··· Given records ···

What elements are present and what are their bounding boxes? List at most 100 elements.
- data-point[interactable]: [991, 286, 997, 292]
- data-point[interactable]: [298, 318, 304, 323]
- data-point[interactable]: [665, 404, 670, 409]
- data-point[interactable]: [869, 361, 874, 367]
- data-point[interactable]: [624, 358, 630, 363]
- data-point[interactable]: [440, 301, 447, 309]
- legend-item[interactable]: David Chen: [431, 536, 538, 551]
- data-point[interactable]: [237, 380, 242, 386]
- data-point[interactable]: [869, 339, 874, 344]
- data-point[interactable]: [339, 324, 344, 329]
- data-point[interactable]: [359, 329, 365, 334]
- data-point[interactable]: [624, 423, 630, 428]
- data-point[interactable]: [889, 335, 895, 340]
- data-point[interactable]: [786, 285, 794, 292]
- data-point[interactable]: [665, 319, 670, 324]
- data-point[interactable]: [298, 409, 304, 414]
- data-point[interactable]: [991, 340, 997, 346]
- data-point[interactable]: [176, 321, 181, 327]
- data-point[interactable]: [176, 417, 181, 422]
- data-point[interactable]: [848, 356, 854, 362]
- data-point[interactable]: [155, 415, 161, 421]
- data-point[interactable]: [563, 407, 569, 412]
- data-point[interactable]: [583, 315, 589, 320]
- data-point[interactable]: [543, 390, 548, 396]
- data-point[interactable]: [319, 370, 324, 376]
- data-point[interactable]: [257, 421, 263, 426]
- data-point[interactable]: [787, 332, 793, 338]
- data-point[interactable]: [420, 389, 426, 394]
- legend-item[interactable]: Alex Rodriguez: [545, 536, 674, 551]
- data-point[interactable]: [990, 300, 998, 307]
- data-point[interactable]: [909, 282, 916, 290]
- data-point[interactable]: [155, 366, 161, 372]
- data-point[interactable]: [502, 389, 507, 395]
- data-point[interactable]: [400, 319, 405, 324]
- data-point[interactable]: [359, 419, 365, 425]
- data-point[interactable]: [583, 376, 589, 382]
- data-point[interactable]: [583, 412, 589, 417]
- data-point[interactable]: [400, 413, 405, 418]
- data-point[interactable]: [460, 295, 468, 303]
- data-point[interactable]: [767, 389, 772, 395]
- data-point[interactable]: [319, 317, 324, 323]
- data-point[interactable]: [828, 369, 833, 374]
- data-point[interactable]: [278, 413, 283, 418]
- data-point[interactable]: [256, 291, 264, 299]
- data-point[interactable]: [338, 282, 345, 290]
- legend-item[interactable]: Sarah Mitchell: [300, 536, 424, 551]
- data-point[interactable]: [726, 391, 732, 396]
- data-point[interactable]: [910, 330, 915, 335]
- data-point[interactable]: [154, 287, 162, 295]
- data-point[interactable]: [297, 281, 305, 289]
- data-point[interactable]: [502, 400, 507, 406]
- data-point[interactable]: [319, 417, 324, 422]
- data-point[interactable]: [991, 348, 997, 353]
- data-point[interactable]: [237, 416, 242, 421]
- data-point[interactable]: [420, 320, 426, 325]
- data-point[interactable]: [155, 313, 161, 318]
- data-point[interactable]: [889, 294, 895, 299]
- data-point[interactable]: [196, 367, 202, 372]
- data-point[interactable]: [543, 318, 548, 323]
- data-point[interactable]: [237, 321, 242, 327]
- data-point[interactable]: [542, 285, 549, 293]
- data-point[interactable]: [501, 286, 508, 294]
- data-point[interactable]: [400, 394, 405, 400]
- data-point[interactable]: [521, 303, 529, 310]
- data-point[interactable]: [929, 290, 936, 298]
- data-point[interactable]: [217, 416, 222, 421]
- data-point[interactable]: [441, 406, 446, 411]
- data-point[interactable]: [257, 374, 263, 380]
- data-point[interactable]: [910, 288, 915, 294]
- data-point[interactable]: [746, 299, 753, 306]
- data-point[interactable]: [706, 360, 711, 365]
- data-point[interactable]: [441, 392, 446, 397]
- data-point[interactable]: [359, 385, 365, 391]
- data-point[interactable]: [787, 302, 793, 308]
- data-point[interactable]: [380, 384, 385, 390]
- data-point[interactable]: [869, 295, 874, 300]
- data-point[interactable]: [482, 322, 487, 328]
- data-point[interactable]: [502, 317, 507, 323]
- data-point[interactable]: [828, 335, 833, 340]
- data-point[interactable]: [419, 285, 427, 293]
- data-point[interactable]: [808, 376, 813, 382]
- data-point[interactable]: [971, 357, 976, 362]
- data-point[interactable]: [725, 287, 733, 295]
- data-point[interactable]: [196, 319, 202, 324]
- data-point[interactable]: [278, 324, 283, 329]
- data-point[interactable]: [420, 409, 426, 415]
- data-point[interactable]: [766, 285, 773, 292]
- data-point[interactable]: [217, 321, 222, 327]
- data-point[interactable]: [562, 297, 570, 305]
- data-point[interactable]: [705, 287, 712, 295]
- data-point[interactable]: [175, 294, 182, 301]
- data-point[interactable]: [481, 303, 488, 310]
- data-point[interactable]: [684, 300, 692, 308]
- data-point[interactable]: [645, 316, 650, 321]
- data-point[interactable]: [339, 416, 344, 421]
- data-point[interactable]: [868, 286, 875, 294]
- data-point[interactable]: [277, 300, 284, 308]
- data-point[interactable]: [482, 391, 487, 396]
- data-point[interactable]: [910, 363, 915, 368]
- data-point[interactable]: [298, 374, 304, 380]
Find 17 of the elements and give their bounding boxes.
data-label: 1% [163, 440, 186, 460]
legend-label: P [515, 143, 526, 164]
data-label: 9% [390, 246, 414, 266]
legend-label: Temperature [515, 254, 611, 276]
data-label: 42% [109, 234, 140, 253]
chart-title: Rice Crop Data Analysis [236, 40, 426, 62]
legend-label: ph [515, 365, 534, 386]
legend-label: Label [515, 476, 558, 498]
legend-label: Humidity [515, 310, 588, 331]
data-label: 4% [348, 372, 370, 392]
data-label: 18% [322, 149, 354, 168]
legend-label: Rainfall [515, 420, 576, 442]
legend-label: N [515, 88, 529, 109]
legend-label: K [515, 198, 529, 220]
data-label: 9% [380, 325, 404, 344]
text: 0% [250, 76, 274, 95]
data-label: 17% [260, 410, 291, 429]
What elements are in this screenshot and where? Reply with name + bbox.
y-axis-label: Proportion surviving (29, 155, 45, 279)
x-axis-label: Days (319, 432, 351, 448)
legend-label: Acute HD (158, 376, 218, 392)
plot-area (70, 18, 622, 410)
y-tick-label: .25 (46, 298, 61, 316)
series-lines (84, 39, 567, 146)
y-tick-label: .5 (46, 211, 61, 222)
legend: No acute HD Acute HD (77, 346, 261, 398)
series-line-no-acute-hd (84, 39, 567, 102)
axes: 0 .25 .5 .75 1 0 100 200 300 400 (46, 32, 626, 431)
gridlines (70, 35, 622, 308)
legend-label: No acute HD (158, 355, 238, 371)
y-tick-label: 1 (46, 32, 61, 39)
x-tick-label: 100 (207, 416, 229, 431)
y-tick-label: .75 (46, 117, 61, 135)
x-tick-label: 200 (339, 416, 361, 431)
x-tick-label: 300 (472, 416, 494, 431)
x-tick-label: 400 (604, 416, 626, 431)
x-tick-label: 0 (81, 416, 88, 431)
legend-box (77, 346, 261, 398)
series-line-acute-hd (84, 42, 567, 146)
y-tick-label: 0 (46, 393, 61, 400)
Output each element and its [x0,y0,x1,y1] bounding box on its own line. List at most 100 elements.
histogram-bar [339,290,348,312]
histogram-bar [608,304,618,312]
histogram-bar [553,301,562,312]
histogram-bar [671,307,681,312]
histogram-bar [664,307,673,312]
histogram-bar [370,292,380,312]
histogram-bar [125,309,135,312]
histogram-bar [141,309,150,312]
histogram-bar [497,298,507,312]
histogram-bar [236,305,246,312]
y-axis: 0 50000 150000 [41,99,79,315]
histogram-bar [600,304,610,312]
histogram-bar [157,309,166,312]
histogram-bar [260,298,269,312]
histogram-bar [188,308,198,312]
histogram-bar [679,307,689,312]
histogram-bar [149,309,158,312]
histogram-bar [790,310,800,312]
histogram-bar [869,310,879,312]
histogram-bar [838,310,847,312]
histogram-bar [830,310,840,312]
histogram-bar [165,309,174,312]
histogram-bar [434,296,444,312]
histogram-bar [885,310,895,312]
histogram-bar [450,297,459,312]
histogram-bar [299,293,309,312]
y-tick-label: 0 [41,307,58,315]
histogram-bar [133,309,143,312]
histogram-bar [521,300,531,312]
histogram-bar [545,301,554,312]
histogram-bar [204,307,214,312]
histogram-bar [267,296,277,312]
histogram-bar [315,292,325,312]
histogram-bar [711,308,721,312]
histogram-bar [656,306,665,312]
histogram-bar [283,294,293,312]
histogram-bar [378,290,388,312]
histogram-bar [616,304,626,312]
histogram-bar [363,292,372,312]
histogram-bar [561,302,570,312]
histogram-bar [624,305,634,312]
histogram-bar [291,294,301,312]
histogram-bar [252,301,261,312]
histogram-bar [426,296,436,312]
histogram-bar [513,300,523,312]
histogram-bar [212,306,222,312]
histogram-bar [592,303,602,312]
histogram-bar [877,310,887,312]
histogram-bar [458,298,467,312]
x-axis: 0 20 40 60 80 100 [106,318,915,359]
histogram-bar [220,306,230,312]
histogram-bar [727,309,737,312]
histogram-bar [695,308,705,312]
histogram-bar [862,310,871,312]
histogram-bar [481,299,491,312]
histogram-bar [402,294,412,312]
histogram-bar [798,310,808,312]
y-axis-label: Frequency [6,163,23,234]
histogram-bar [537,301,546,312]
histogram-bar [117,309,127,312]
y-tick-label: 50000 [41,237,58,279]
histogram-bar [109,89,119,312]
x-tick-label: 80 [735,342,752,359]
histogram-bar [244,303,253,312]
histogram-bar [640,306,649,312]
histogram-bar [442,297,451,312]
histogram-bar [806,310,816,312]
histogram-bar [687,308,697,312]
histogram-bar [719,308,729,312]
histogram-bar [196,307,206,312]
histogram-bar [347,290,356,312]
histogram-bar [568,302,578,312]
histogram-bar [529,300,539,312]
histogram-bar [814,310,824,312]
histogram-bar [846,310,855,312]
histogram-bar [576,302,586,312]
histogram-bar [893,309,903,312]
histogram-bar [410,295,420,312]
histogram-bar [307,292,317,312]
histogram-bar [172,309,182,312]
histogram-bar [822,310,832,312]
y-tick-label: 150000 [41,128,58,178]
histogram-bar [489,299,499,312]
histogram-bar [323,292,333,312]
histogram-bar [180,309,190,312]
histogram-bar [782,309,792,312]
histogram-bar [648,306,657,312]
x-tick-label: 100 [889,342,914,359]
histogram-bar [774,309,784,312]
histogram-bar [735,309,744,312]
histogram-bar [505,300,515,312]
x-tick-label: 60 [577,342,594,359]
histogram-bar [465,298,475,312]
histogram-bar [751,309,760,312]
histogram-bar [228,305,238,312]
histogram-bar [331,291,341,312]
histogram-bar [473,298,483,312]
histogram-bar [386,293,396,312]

···

Your task: Duplicate the rows from the start of the records down to the line containing "- data-point[interactable]: [440, 301, 447, 309]", both ends included.

Reply to the task:
What elements are present and what are their bounding boxes? List at most 100 elements.
- data-point[interactable]: [991, 286, 997, 292]
- data-point[interactable]: [298, 318, 304, 323]
- data-point[interactable]: [665, 404, 670, 409]
- data-point[interactable]: [869, 361, 874, 367]
- data-point[interactable]: [624, 358, 630, 363]
- data-point[interactable]: [440, 301, 447, 309]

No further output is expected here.